● **Stated exercise**:
Select the lines that hold the word "органами" and copy each one.

● **Exercise data**:
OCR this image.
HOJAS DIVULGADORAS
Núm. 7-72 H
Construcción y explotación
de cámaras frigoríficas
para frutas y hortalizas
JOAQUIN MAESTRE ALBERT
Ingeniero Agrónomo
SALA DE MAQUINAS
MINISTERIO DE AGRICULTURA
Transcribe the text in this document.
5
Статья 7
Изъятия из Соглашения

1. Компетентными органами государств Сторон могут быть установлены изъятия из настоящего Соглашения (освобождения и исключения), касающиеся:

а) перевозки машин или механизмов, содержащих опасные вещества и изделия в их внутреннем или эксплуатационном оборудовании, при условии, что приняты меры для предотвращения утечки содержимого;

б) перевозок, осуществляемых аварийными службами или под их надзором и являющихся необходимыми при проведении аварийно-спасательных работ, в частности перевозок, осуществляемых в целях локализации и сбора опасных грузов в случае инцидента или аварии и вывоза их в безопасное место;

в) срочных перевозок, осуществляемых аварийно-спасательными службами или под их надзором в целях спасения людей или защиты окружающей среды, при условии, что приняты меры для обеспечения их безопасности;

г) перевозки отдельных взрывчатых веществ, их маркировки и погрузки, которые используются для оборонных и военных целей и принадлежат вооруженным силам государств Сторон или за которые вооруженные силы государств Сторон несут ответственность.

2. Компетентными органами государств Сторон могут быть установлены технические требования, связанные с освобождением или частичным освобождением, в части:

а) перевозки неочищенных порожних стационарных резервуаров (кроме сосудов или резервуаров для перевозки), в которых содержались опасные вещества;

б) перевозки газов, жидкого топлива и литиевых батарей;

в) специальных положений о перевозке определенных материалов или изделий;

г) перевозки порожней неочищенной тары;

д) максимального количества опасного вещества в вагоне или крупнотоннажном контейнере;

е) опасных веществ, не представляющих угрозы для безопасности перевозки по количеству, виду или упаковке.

● **Answer to the exercise**:
1. Компетентными органами государств Сторон могут быть установлены изъятия из настоящего Соглашения (освобождения и исключения), касающиеся:
2. Компетентными органами государств Сторон могут быть установлены технические требования, связанные с освобождением или частичным освобождением, в части:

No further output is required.